**WRITTEN REQUEST**.
Faithfully return all lines, omitting every embedded picture.

**RAW DATA**.
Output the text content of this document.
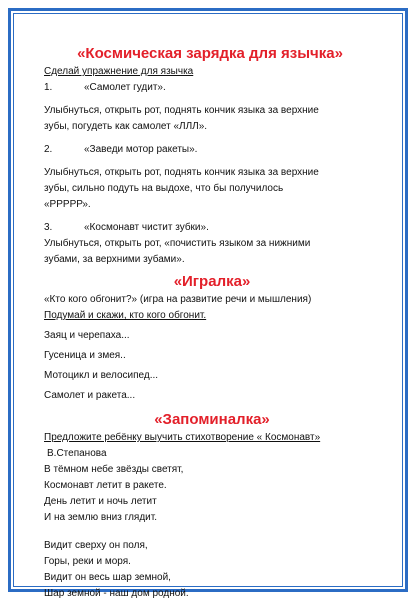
«Космическая зарядка для язычка»
Сделай упражнение для язычка
1.	«Самолет гудит».
Улыбнуться, открыть рот, поднять кончик языка за верхние
зубы, погудеть как самолет «ЛЛЛ».
2.	«Заведи мотор ракеты».
Улыбнуться, открыть рот, поднять кончик языка за верхние
зубы, сильно подуть на выдохе, что бы получилось
«РРРРР».
3.	«Космонавт чистит зубки».
Улыбнуться, открыть рот, «почистить языком за нижними
зубами, за верхними зубами».
«Игралка»
«Кто кого обгонит?» (игра на развитие речи и мышления)
Подумай и скажи, кто кого обгонит.
Заяц и черепаха...
Гусеница и змея..
Мотоцикл и велосипед...
Самолет и ракета...
«Запоминалка»
Предложите ребёнку выучить стихотворение « Космонавт»
В.Степанова
В тёмном небе звёзды светят,
Космонавт летит в ракете.
День летит и ночь летит
И на землю вниз глядит.
Видит сверху он поля,
Горы, реки и моря.
Видит он весь шар земной,
Шар земной - наш дом родной.
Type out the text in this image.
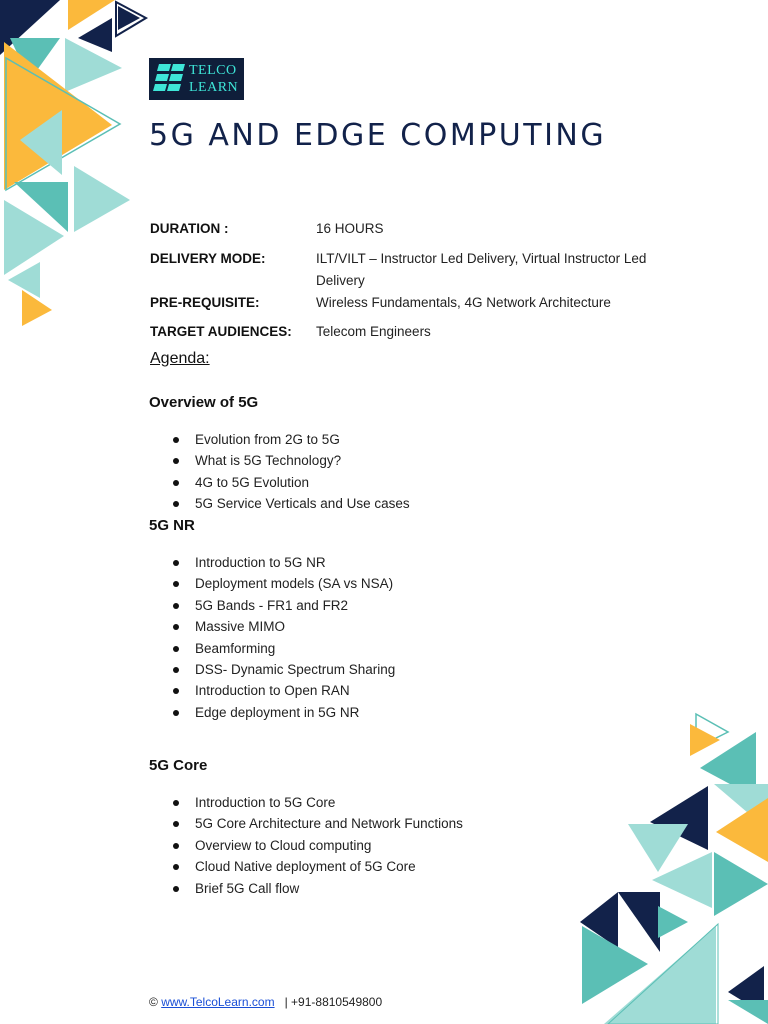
TELCO
LEARN
5G AND EDGE COMPUTING
DURATION :	16 HOURS
DELIVERY MODE:	ILT/VILT – Instructor Led Delivery, Virtual Instructor Led Delivery
PRE-REQUISITE:	Wireless Fundamentals, 4G Network Architecture
TARGET AUDIENCES:	Telecom Engineers
Agenda:
Overview of 5G
Evolution from 2G to 5G
What is 5G Technology?
4G to 5G Evolution
5G Service Verticals and Use cases
5G NR
Introduction to 5G NR
Deployment models (SA vs NSA)
5G Bands - FR1 and FR2
Massive MIMO
Beamforming
DSS- Dynamic Spectrum Sharing
Introduction to Open RAN
Edge deployment in 5G NR
5G Core
Introduction to 5G Core
5G Core Architecture and Network Functions
Overview to Cloud computing
Cloud Native deployment of 5G Core
Brief 5G Call flow
© www.TelcoLearn.com | +91-8810549800
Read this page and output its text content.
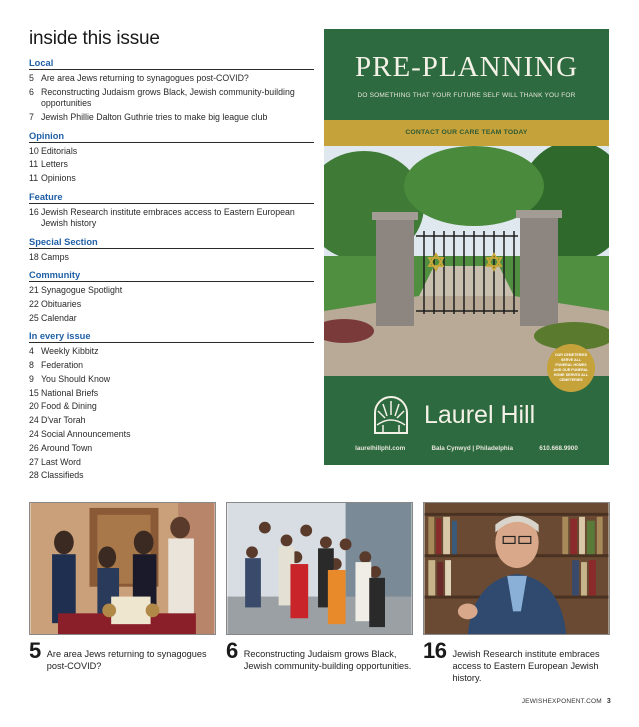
inside this issue
Local
5 Are area Jews returning to synagogues post-COVID?
6 Reconstructing Judaism grows Black, Jewish community-building opportunities
7 Jewish Phillie Dalton Guthrie tries to make big league club
Opinion
10 Editorials
11 Letters
11 Opinions
Feature
16 Jewish Research institute embraces access to Eastern European Jewish history
Special Section
18 Camps
Community
21 Synagogue Spotlight
22 Obituaries
25 Calendar
In every issue
4 Weekly Kibbitz
8 Federation
9 You Should Know
15 National Briefs
20 Food & Dining
24 D'var Torah
24 Social Announcements
26 Around Town
27 Last Word
28 Classifieds
PRE-PLANNING
DO SOMETHING THAT YOUR FUTURE SELF WILL THANK YOU FOR
CONTACT OUR CARE TEAM TODAY
OUR CEMETERIES SERVE ALL FUNERAL HOMES AND OUR FUNERAL HOME SERVES ALL CEMETERIES
Laurel Hill
laurelhillphl.com	Bala Cynwyd | Philadelphia	610.668.9900
5 Are area Jews returning to synagogues post-COVID?
6 Reconstructing Judaism grows Black, Jewish community-building opportunities.
16 Jewish Research institute embraces access to Eastern European Jewish history.
JEWISHEXPONENT.COM 3
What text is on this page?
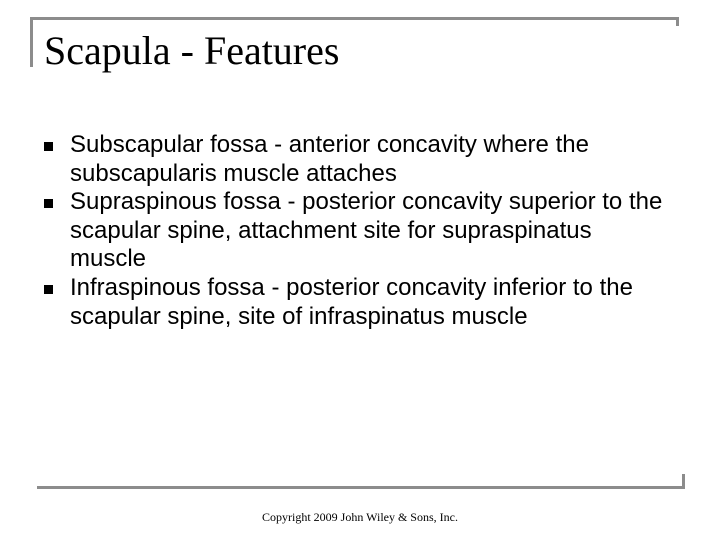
Scapula - Features
Subscapular fossa - anterior concavity where the subscapularis muscle attaches
Supraspinous fossa - posterior concavity superior to the scapular spine, attachment site for supraspinatus muscle
Infraspinous fossa - posterior concavity inferior to the scapular spine, site of infraspinatus muscle
Copyright 2009 John Wiley & Sons, Inc.
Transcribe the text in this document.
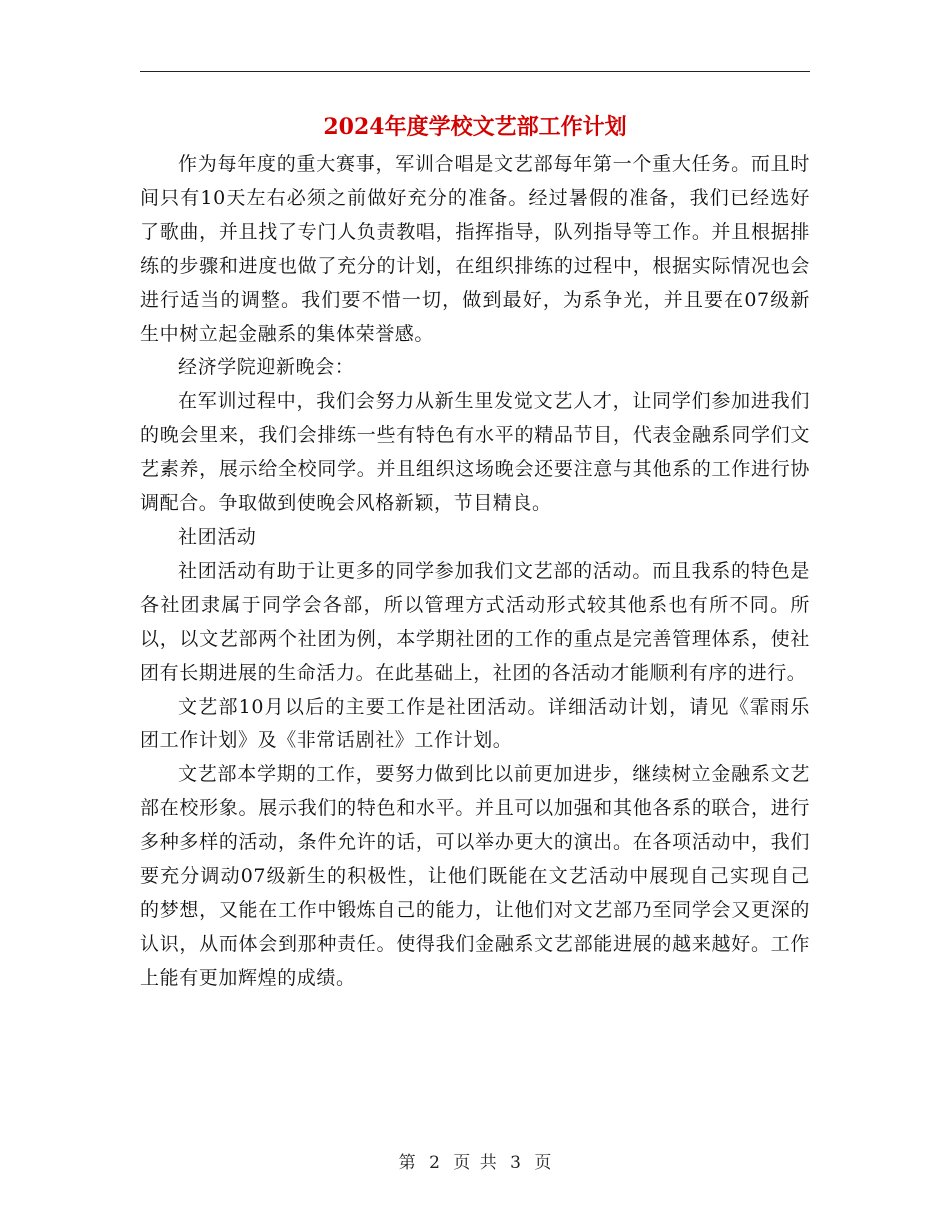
2024年度学校文艺部工作计划

作为每年度的重大赛事，军训合唱是文艺部每年第一个重大任务。而且时间只有10天左右必须之前做好充分的准备。经过暑假的准备，我们已经选好了歌曲，并且找了专门人负责教唱，指挥指导，队列指导等工作。并且根据排练的步骤和进度也做了充分的计划，在组织排练的过程中，根据实际情况也会进行适当的调整。我们要不惜一切，做到最好，为系争光，并且要在07级新生中树立起金融系的集体荣誉感。

经济学院迎新晚会：

在军训过程中，我们会努力从新生里发觉文艺人才，让同学们参加进我们的晚会里来，我们会排练一些有特色有水平的精品节目，代表金融系同学们文艺素养，展示给全校同学。并且组织这场晚会还要注意与其他系的工作进行协调配合。争取做到使晚会风格新颖，节目精良。

社团活动

社团活动有助于让更多的同学参加我们文艺部的活动。而且我系的特色是各社团隶属于同学会各部，所以管理方式活动形式较其他系也有所不同。所以，以文艺部两个社团为例，本学期社团的工作的重点是完善管理体系，使社团有长期进展的生命活力。在此基础上，社团的各活动才能顺利有序的进行。

文艺部10月以后的主要工作是社团活动。详细活动计划，请见《霏雨乐团工作计划》及《非常话剧社》工作计划。

文艺部本学期的工作，要努力做到比以前更加进步，继续树立金融系文艺部在校形象。展示我们的特色和水平。并且可以加强和其他各系的联合，进行多种多样的活动，条件允许的话，可以举办更大的演出。在各项活动中，我们要充分调动07级新生的积极性，让他们既能在文艺活动中展现自己实现自己的梦想，又能在工作中锻炼自己的能力，让他们对文艺部乃至同学会又更深的认识，从而体会到那种责任。使得我们金融系文艺部能进展的越来越好。工作上能有更加辉煌的成绩。

第 2 页 共 3 页
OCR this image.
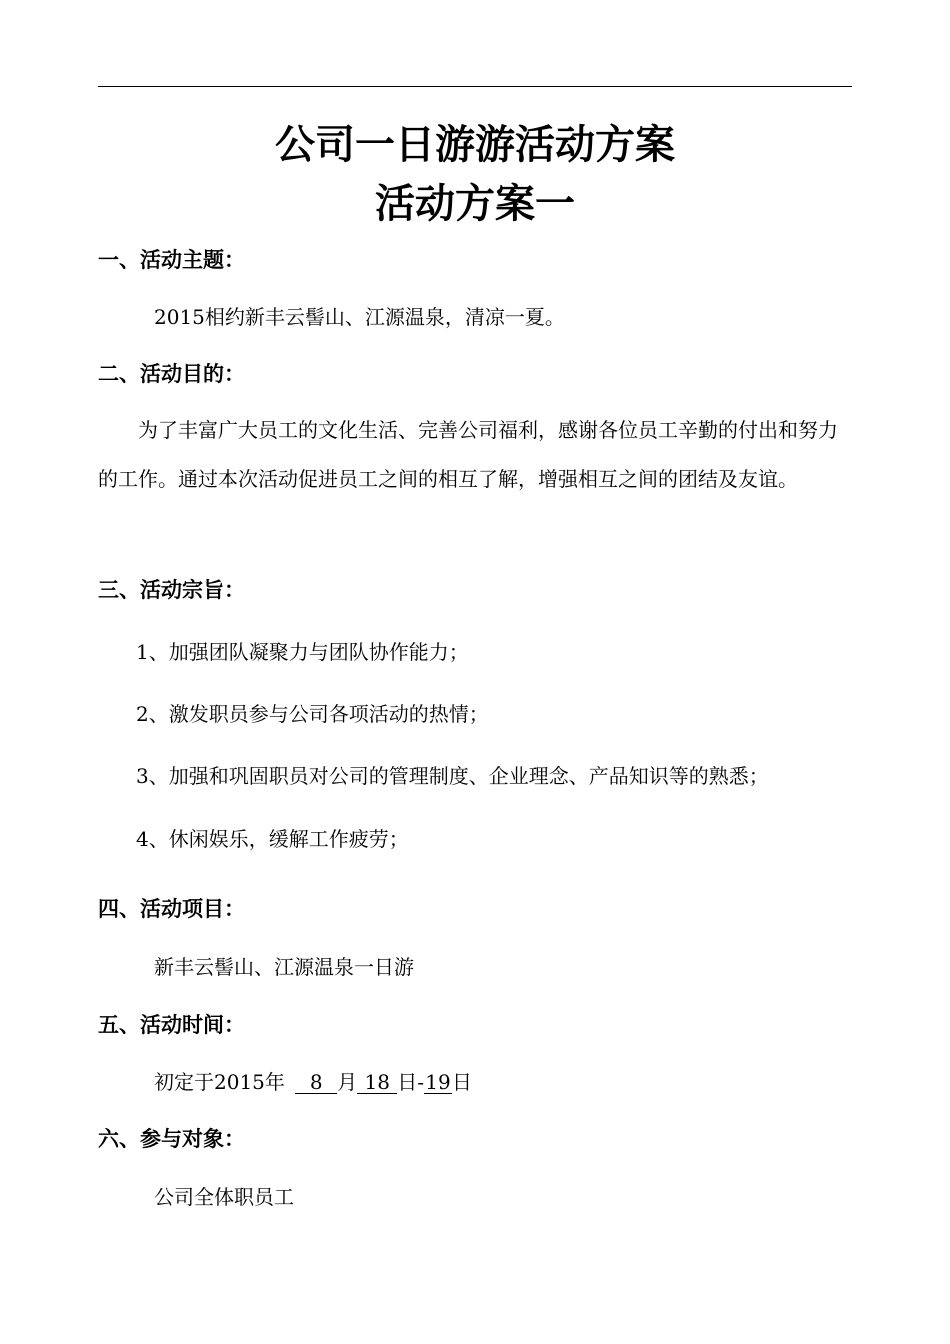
公司一日游游活动方案
活动方案一
一、活动主题：
2015相约新丰云髻山、江源温泉，清凉一夏。
二、活动目的：
为了丰富广大员工的文化生活、完善公司福利，感谢各位员工辛勤的付出和努力的工作。通过本次活动促进员工之间的相互了解，增强相互之间的团结及友谊。
三、活动宗旨：
1、加强团队凝聚力与团队协作能力；
2、激发职员参与公司各项活动的热情；
3、加强和巩固职员对公司的管理制度、企业理念、产品知识等的熟悉；
4、休闲娱乐，缓解工作疲劳；
四、活动项目：
新丰云髻山、江源温泉一日游
五、活动时间：
初定于2015年 8 月 18 日-19日
六、参与对象：
公司全体职员工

**FINAL ANSWER**.
Output the text content of this document.
«Космическая зарядка для язычка»
Сделай упражнение для язычка
1.	«Самолет гудит».
Улыбнуться, открыть рот, поднять кончик языка за верхние
зубы, погудеть как самолет «ЛЛЛ».
2.	«Заведи мотор ракеты».
Улыбнуться, открыть рот, поднять кончик языка за верхние
зубы, сильно подуть на выдохе, что бы получилось
«РРРРР».
3.	«Космонавт чистит зубки».
Улыбнуться, открыть рот, «почистить языком за нижними
зубами, за верхними зубами».
«Игралка»
«Кто кого обгонит?» (игра на развитие речи и мышления)
Подумай и скажи, кто кого обгонит.
Заяц и черепаха...
Гусеница и змея..
Мотоцикл и велосипед...
Самолет и ракета...
«Запоминалка»
Предложите ребёнку выучить стихотворение « Космонавт»
В.Степанова
В тёмном небе звёзды светят,
Космонавт летит в ракете.
День летит и ночь летит
И на землю вниз глядит.
Видит сверху он поля,
Горы, реки и моря.
Видит он весь шар земной,
Шар земной - наш дом родной.
Type out the text in this image.
TELCO
LEARN
5G AND EDGE COMPUTING
DURATION :	16 HOURS
DELIVERY MODE:	ILT/VILT – Instructor Led Delivery, Virtual Instructor Led Delivery
PRE-REQUISITE:	Wireless Fundamentals, 4G Network Architecture
TARGET AUDIENCES:	Telecom Engineers
Agenda:
Overview of 5G
Evolution from 2G to 5G
What is 5G Technology?
4G to 5G Evolution
5G Service Verticals and Use cases
5G NR
Introduction to 5G NR
Deployment models (SA vs NSA)
5G Bands - FR1 and FR2
Massive MIMO
Beamforming
DSS- Dynamic Spectrum Sharing
Introduction to Open RAN
Edge deployment in 5G NR
5G Core
Introduction to 5G Core
5G Core Architecture and Network Functions
Overview to Cloud computing
Cloud Native deployment of 5G Core
Brief 5G Call flow
© www.TelcoLearn.com | +91-8810549800
Read this page and output its text content.
inside this issue
Local
5 Are area Jews returning to synagogues post-COVID?
6 Reconstructing Judaism grows Black, Jewish community-building opportunities
7 Jewish Phillie Dalton Guthrie tries to make big league club
Opinion
10 Editorials
11 Letters
11 Opinions
Feature
16 Jewish Research institute embraces access to Eastern European Jewish history
Special Section
18 Camps
Community
21 Synagogue Spotlight
22 Obituaries
25 Calendar
In every issue
4 Weekly Kibbitz
8 Federation
9 You Should Know
15 National Briefs
20 Food & Dining
24 D'var Torah
24 Social Announcements
26 Around Town
27 Last Word
28 Classifieds
PRE-PLANNING
DO SOMETHING THAT YOUR FUTURE SELF WILL THANK YOU FOR
CONTACT OUR CARE TEAM TODAY
OUR CEMETERIES SERVE ALL FUNERAL HOMES AND OUR FUNERAL HOME SERVES ALL CEMETERIES
Laurel Hill
laurelhillphl.com	Bala Cynwyd | Philadelphia	610.668.9900
5 Are area Jews returning to synagogues post-COVID?
6 Reconstructing Judaism grows Black, Jewish community-building opportunities.
16 Jewish Research institute embraces access to Eastern European Jewish history.
JEWISHEXPONENT.COM 3
What text is on this page?
Scapula - Features
Subscapular fossa - anterior concavity where the subscapularis muscle attaches
Supraspinous fossa - posterior concavity superior to the scapular spine, attachment site for supraspinatus muscle
Infraspinous fossa - posterior concavity inferior to the scapular spine, site of infraspinatus muscle
Copyright 2009 John Wiley & Sons, Inc.
Transcribe the text in this document.
2024年度学校文艺部工作计划

作为每年度的重大赛事，军训合唱是文艺部每年第一个重大任务。而且时间只有10天左右必须之前做好充分的准备。经过暑假的准备，我们已经选好了歌曲，并且找了专门人负责教唱，指挥指导，队列指导等工作。并且根据排练的步骤和进度也做了充分的计划，在组织排练的过程中，根据实际情况也会进行适当的调整。我们要不惜一切，做到最好，为系争光，并且要在07级新生中树立起金融系的集体荣誉感。

经济学院迎新晚会：

在军训过程中，我们会努力从新生里发觉文艺人才，让同学们参加进我们的晚会里来，我们会排练一些有特色有水平的精品节目，代表金融系同学们文艺素养，展示给全校同学。并且组织这场晚会还要注意与其他系的工作进行协调配合。争取做到使晚会风格新颖，节目精良。

社团活动

社团活动有助于让更多的同学参加我们文艺部的活动。而且我系的特色是各社团隶属于同学会各部，所以管理方式活动形式较其他系也有所不同。所以，以文艺部两个社团为例，本学期社团的工作的重点是完善管理体系，使社团有长期进展的生命活力。在此基础上，社团的各活动才能顺利有序的进行。

文艺部10月以后的主要工作是社团活动。详细活动计划，请见《霏雨乐团工作计划》及《非常话剧社》工作计划。

文艺部本学期的工作，要努力做到比以前更加进步，继续树立金融系文艺部在校形象。展示我们的特色和水平。并且可以加强和其他各系的联合，进行多种多样的活动，条件允许的话，可以举办更大的演出。在各项活动中，我们要充分调动07级新生的积极性，让他们既能在文艺活动中展现自己实现自己的梦想，又能在工作中锻炼自己的能力，让他们对文艺部乃至同学会又更深的认识，从而体会到那种责任。使得我们金融系文艺部能进展的越来越好。工作上能有更加辉煌的成绩。

第 2 页 共 3 页
OCR this image.
公司一日游游活动方案
活动方案一
一、活动主题：
2015相约新丰云髻山、江源温泉，清凉一夏。
二、活动目的：
为了丰富广大员工的文化生活、完善公司福利，感谢各位员工辛勤的付出和努力的工作。通过本次活动促进员工之间的相互了解，增强相互之间的团结及友谊。
三、活动宗旨：
1、加强团队凝聚力与团队协作能力；
2、激发职员参与公司各项活动的热情；
3、加强和巩固职员对公司的管理制度、企业理念、产品知识等的熟悉；
4、休闲娱乐，缓解工作疲劳；
四、活动项目：
新丰云髻山、江源温泉一日游
五、活动时间：
初定于2015年 8 月 18 日-19日
六、参与对象：
公司全体职员工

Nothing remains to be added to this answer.